== Your instructions ==
Please give the number of lines in the records below where the word "play" occurs, and nothing else.

== Bounding box prediction data ==
▬▬▬▬▬▬
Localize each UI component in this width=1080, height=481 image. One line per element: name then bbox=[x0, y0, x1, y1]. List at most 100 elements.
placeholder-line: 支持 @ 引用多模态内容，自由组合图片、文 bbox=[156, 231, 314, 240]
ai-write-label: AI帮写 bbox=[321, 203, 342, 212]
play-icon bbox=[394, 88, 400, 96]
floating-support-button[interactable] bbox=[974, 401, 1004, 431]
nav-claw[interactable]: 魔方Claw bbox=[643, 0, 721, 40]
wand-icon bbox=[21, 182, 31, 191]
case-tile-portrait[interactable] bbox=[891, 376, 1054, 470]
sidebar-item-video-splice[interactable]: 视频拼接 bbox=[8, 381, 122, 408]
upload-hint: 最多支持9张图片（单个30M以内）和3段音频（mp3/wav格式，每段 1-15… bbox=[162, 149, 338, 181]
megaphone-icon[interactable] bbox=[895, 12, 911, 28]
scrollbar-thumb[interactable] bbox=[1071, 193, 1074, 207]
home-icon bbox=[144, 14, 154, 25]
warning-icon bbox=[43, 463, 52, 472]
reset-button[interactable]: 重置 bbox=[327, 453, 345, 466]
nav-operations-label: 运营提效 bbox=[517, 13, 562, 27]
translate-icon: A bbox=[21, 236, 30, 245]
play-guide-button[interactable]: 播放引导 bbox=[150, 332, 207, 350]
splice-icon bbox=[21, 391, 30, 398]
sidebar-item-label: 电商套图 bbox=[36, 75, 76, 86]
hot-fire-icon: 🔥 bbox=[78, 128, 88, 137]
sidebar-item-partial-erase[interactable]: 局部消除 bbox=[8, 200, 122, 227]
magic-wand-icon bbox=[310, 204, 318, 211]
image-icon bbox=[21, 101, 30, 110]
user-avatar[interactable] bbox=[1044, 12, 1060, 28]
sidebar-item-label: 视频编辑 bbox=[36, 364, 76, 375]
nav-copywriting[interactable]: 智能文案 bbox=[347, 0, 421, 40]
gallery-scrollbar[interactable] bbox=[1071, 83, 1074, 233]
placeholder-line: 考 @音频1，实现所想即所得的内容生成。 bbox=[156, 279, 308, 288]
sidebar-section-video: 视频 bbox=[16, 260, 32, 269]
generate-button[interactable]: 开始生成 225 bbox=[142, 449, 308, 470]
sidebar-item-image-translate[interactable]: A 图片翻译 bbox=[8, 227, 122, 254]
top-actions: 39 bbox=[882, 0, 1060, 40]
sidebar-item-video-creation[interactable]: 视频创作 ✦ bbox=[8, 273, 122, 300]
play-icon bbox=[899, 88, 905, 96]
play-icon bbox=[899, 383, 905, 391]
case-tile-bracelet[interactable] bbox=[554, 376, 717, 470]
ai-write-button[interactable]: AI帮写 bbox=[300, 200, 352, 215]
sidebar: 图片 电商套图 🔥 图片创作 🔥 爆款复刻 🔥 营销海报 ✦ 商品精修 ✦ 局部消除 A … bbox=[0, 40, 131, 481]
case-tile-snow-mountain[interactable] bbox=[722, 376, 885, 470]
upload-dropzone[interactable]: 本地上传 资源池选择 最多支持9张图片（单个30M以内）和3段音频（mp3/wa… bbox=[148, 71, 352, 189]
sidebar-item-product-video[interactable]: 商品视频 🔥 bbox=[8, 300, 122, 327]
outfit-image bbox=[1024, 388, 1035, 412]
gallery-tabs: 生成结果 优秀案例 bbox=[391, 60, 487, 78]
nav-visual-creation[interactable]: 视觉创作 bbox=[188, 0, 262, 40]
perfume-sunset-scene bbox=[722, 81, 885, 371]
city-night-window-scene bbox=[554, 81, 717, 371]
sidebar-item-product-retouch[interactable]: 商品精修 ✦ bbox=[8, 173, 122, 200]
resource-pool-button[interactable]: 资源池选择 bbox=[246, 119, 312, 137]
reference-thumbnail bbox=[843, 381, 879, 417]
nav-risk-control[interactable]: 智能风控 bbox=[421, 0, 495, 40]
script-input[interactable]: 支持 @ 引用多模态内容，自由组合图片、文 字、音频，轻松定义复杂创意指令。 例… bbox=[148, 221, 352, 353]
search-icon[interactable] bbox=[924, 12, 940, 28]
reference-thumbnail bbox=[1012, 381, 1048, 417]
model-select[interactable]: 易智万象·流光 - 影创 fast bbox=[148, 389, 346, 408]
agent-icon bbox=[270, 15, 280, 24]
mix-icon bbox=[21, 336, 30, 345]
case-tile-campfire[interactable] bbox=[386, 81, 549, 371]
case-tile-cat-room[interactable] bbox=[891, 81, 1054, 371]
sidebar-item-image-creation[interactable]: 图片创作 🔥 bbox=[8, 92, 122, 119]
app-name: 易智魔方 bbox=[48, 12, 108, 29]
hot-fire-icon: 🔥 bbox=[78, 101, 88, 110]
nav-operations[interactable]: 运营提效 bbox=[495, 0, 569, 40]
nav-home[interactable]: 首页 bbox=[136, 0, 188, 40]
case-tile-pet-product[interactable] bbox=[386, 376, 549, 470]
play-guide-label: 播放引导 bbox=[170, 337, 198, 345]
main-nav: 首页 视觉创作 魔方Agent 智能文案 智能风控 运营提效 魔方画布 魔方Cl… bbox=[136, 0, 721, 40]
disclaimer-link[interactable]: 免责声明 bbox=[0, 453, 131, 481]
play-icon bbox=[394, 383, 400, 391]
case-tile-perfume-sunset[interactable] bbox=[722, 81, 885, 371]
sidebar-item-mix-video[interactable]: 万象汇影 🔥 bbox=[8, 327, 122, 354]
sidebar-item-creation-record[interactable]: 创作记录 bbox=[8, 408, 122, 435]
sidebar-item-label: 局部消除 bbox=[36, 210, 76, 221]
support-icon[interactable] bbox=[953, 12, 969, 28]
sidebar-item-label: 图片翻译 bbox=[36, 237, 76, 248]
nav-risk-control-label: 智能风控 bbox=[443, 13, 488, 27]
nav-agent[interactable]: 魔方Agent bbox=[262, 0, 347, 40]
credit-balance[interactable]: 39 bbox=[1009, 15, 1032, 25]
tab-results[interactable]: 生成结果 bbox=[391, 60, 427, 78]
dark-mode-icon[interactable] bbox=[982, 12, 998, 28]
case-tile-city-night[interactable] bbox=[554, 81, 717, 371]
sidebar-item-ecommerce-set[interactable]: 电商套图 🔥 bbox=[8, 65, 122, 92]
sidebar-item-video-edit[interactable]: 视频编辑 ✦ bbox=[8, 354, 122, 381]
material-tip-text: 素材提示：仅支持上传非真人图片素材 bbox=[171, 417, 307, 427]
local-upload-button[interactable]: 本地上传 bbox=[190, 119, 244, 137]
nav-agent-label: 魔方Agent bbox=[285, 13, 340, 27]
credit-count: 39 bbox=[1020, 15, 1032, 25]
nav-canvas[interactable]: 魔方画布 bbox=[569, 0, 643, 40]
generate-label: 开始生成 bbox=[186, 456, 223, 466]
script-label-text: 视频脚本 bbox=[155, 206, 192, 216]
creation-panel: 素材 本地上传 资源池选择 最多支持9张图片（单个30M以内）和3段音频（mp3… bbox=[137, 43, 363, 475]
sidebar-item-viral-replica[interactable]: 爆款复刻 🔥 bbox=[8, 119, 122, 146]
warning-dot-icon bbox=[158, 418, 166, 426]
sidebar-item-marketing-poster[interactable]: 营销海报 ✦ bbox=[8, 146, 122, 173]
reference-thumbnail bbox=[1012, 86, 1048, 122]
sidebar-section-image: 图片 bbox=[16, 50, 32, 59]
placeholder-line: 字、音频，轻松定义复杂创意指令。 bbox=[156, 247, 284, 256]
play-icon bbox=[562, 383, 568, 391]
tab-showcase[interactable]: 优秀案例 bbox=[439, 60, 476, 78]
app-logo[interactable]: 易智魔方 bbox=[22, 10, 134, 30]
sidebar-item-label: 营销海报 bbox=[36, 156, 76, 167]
▬▬▬▬▬▬
== Reply ==
7